◆ SET EXERCISE ◆
In the forum thread about deploying the Fibonacci benchmark, what command did ymc101 run in the Fibonacci directory right after `make pull`?

◆ SELECTED PASSAGE ◆
┄┄┄┄┄┄┄┄┄┄┄┄┄┄┄┄┄┄┄┄

What are the steps to reproduce? How exactly are you trying to deploy the Fibonacci benchmark?

ymc101 commented 3 months ago

After setting up the vHive nodes, and running the deployer client (source /etc/profile && pushd ./tools/deployer && go build && popd && ./tools/deployer/deployer -funcPath ~/vhive/configs/knative_workloads) and the invoker client (pushd ./tools/invoker && go mod tidy && go build && popd && ./tools/invoker/invoker) once, i did make pull in the Fibonacci directory and then kn service apply -f ./yamls/knative/kn-fibonacci-python.yaml as I recall. Am I missing some steps in between?

leokondrashov commented 3 months ago

@dhschall Hi, can you help over here? The steps look according to the docs. This error doesn't seem to be connected to the absence of the stub container needed for Firecracker in vHive.

dhschall commented 3 months ago

Hi, sorry for the delayed response. This is the latest run from the continuous integration. The function seems ok.

Can you try to follow those steps to see if its working with the normal k8 cluster:

# Deploy the function
kubectl apply -f benchmarks/fibonacci/yamls/knative//kn-fibonacci-python.yaml

# Get the logs from the Fibonacci container
kubectl logs -n default -c user-container-0 -l serving.knative.dev/service=fibonacci-python

# If that works try to invoke with the test client
go build ./test-client.go

./test-client --addr fibonacci-python.default. --name 'Example text for CI'

According to your message the second step fail. In that case please send the logs.


ymc101 commented 2 months ago

@dhschall Hi, I tried the steps listed and got some error. Below are the terminal logs:

yapm0011@node-0:~/vswarm$ kubectl apply -f benchmarks/fibonacci/yamls/knative//kn-fibonacci-python.yaml
Warning: Kubernetes default value is insecure, Knative may default this to secure in a future release: spec.template.spec.containers[0].securityContext.allowPrivilegeEscalation, spec.template.spec.containers[0].securityContext.capabilities, spec.template.spec.containers[0].securityContext.runAsNonRoot, spec.template.spec.containers[0].securityContext.seccompProfile, spec.template.spec.containers[1].securityContext.allowPrivilegeEscalation, spec.template.spec.containers[1].securityContext.capabilities, spec.template.spec.containers[1].securityContext.runAsNonRoot, spec.template.spec.containers[1].securityContext.seccompProfile
service.serving.knative.dev/fibonacci-python created
yapm0011@node-0:~/vswarm$ kubectl logs -n default -c user-container-0 -l serving.knative.dev/service=fibonacci-python
time="2024-04-16T08:03:38Z" level=info msg="Connect to"

┄┄┄┄┄┄┄┄┄┄┄┄┄┄┄┄┄┄┄┄

◆ SUPPLIED INFORMATION ◆
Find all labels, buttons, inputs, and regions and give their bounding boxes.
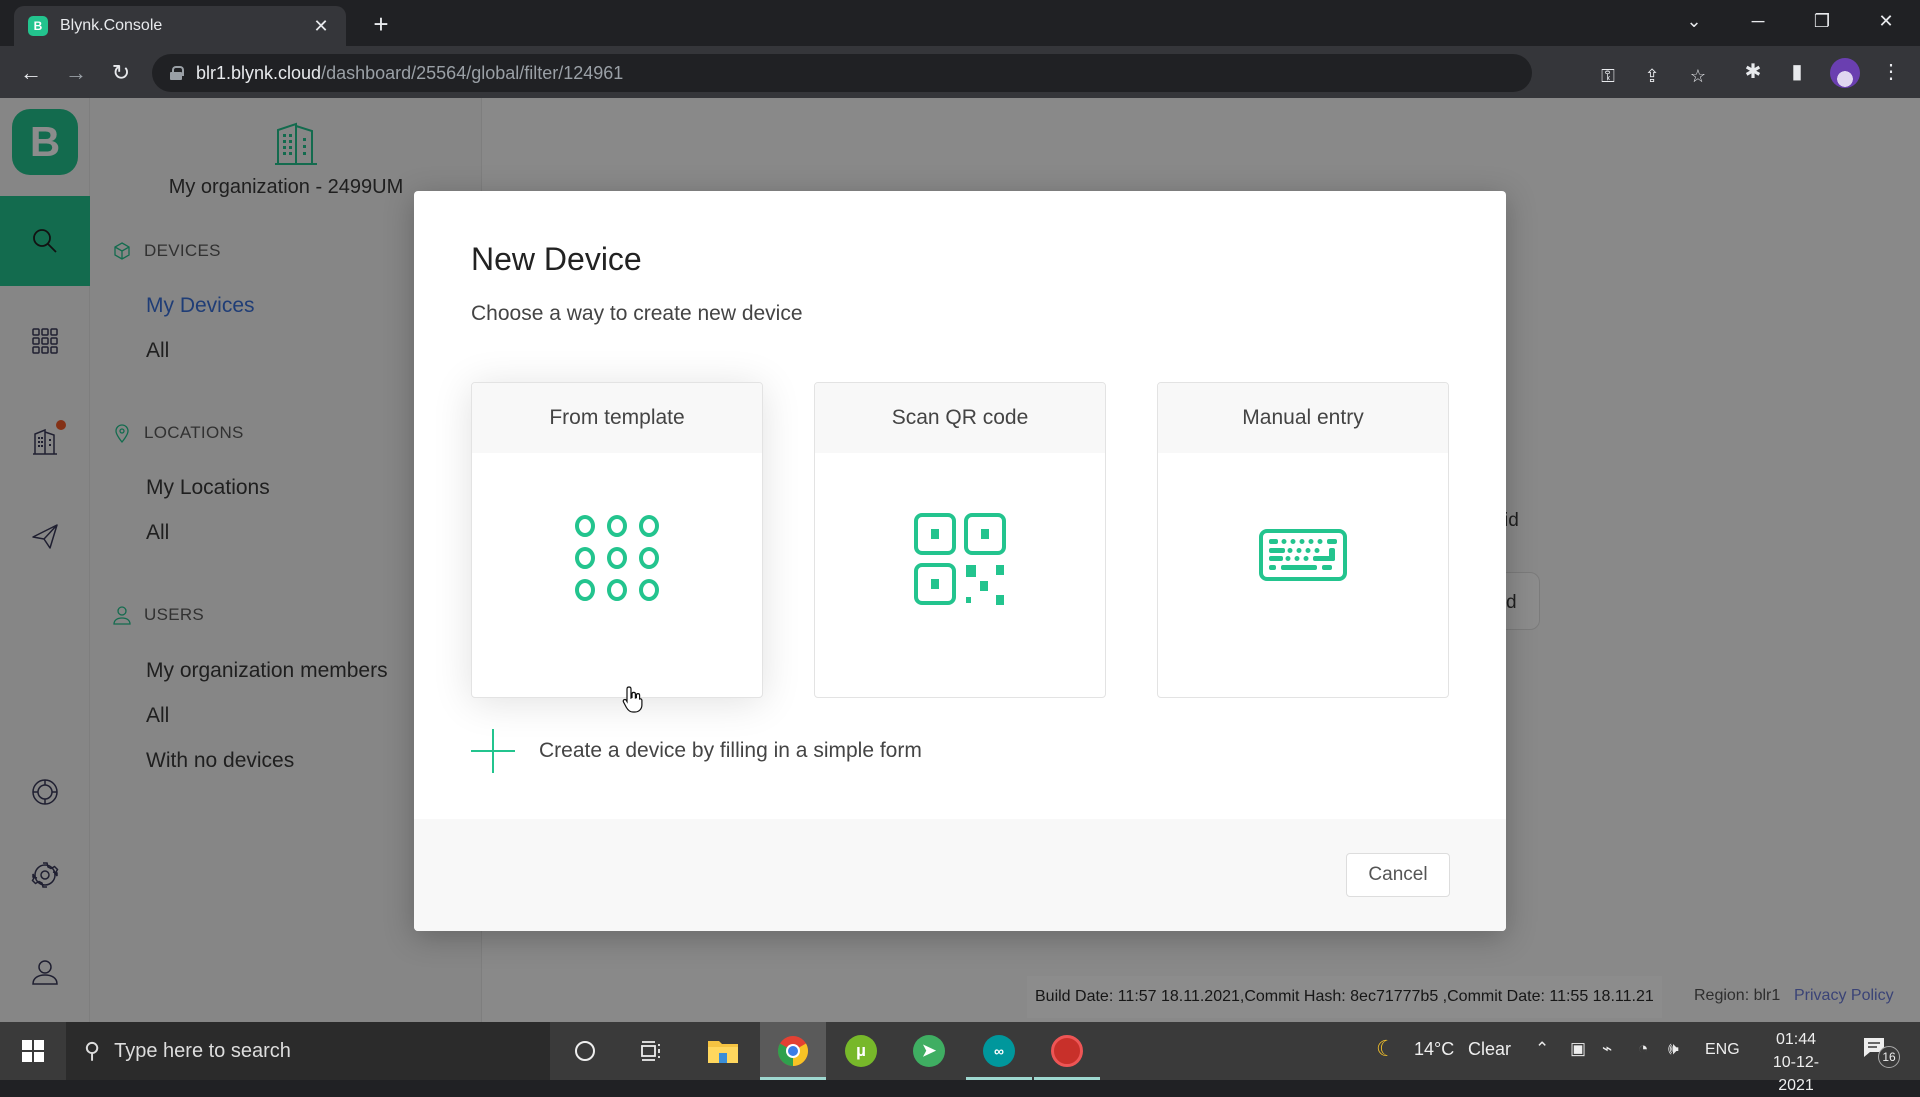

┄┄┄┄┄┄┄┄┄┄┄┄┄┄┄┄┄┄┄┄

◆ TASK ANSWER ◆
`kn service apply -f ./yamls/knative/kn-fibonacci-python.yaml`